# Document extract
+ + +

Pinky, it's not what goes on inside a black hole, it's what goes on in its vicinity. Physics gets kinda weird in a neighborhood like that.

Keep it comin', Donuel! Musings and speculations push the envelop and stretch the mind. Provided the mind is sufficiently flexible.

Don Firth


22 Apr 04 - 02:35 PM (#1168235)
Subject: RE: BS: Black holes
From: TheBigPinkLad

OK, so the light is from the galaxy around the black hole, not the hole itself ... makes sense.


22 Apr 04 - 03:14 PM (#1168269)
Subject: RE: BS: Black holes
From: Don Firth

I don't know if you could call it "light," though. The electromagnetic radiation is usually in the form of X-rays. High energy and way up the EM spectrum.

Don Firth


22 Apr 04 - 04:19 PM (#1168322)
Subject: RE: BS: Black holes
From: Rustic Rebel

Donuel, are you Lee Smolin in reality? Your theory of universes through black holes is also his.


08 Apr 19 - 09:41 PM (#3986573)
Subject: RE: BS: Black holes
From: Mrrzy

Ok, new question: how can they take a picture of a black hole when radiation/ light, by definition, could not make it back to the camera?


09 Apr 19 - 11:59 AM (#3986607)
Subject: RE: BS: Black holes
From: beardedbruce

Mrrzy,

As matter falls toward the event horizon, it gives off energy ( light) which, being OUTSIDE of the event horizon, is visible, if red-shifted.

We take pictures of the region of the black hole, and can pinpoint it by it's effect on the surrounding mass and energy.


10 Apr 19 - 03:27 AM (#3986696)
Subject: RE: BS: Black holes
From: Mr Red

it's effect on the surrounding mass and energy

Just as glass bends light and makes lenses, so black holes bend light that it doesn't catch and they call it lensing.


10 Apr 19 - 03:56 AM (#3986704)
Subject: RE: BS: Black holes
From: David Carter (UK)

+ + +

# Dataset entries

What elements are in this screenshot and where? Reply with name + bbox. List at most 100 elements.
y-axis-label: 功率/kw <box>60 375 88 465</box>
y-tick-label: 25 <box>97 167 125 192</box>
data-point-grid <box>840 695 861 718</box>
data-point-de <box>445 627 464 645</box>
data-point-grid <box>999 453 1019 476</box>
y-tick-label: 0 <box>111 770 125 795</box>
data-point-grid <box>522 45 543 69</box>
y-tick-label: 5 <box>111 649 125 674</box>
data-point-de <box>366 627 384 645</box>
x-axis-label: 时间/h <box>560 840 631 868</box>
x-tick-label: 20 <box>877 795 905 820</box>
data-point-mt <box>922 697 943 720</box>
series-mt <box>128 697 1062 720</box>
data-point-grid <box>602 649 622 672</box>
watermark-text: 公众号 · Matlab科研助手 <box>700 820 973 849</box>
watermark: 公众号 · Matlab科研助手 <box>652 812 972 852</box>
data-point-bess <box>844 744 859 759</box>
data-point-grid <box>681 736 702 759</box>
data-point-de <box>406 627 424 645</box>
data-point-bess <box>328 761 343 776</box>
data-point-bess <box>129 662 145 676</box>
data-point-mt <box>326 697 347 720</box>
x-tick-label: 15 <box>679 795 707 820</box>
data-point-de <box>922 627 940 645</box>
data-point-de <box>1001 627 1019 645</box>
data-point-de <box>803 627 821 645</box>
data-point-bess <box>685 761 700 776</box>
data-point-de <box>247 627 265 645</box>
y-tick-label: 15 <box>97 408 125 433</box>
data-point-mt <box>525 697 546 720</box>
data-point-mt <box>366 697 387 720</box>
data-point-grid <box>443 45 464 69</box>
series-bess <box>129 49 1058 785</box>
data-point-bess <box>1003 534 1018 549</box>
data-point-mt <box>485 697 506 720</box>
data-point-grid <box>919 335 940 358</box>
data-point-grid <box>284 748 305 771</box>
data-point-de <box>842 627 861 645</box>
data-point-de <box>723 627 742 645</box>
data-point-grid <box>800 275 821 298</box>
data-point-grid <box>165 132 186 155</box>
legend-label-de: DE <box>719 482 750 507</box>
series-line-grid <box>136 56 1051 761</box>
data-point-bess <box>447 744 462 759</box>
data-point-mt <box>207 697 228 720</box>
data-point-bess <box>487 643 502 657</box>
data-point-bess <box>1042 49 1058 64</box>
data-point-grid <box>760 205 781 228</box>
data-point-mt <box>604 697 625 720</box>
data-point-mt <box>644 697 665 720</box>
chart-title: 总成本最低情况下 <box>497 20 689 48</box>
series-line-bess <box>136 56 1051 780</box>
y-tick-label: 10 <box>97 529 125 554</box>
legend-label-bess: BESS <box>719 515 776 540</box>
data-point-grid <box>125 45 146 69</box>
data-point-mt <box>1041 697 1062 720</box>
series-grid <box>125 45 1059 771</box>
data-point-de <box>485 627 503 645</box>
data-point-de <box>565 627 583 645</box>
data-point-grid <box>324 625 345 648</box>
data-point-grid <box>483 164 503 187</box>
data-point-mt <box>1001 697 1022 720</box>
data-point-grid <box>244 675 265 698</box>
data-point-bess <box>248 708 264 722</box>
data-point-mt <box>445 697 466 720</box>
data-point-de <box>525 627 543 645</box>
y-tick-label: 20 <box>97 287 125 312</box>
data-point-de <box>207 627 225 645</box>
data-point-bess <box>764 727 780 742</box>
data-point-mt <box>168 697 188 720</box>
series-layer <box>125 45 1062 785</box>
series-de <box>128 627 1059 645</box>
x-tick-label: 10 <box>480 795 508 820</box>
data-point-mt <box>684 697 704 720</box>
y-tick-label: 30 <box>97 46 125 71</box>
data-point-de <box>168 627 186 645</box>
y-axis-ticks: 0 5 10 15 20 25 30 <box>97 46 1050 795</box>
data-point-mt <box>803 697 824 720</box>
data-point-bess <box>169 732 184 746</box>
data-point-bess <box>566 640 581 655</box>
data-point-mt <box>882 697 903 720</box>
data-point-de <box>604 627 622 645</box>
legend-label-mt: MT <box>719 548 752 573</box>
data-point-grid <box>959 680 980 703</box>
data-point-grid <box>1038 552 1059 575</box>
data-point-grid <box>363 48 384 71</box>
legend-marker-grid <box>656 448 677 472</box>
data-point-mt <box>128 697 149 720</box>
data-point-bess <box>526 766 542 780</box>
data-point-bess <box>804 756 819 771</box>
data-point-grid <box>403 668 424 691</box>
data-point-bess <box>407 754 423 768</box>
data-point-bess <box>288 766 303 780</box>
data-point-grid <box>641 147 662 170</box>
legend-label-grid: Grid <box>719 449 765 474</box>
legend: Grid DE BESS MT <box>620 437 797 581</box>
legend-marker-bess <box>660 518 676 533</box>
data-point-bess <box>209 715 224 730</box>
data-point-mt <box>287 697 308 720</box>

+ + +

# Exercises to complete
(1) Could you restate the black hole forum thread between "I don't know" and "04:19 PM (#1168322)", inclusive, substituting "gamma rays" for "X-rays"?
(2) How would you render this sentence from the black hole forum thread in Spanish: "As matter falls toward the event horizon, it gives off energy ( light) which, being OUTSIDE of the event horizon, is visible, if red-shifted."?

# Solution list
(1)
I don't know if you could call it "light," though. The electromagnetic radiation is usually in the form of gamma rays. High energy and way up the EM spectrum.

Don Firth


22 Apr 04 - 04:19 PM (#1168322)

(2) A medida que la materia cae hacia el horizonte de sucesos, emite energía (luz) que, al estar FUERA del horizonte de sucesos, es visible, aunque con corrimiento al rojo.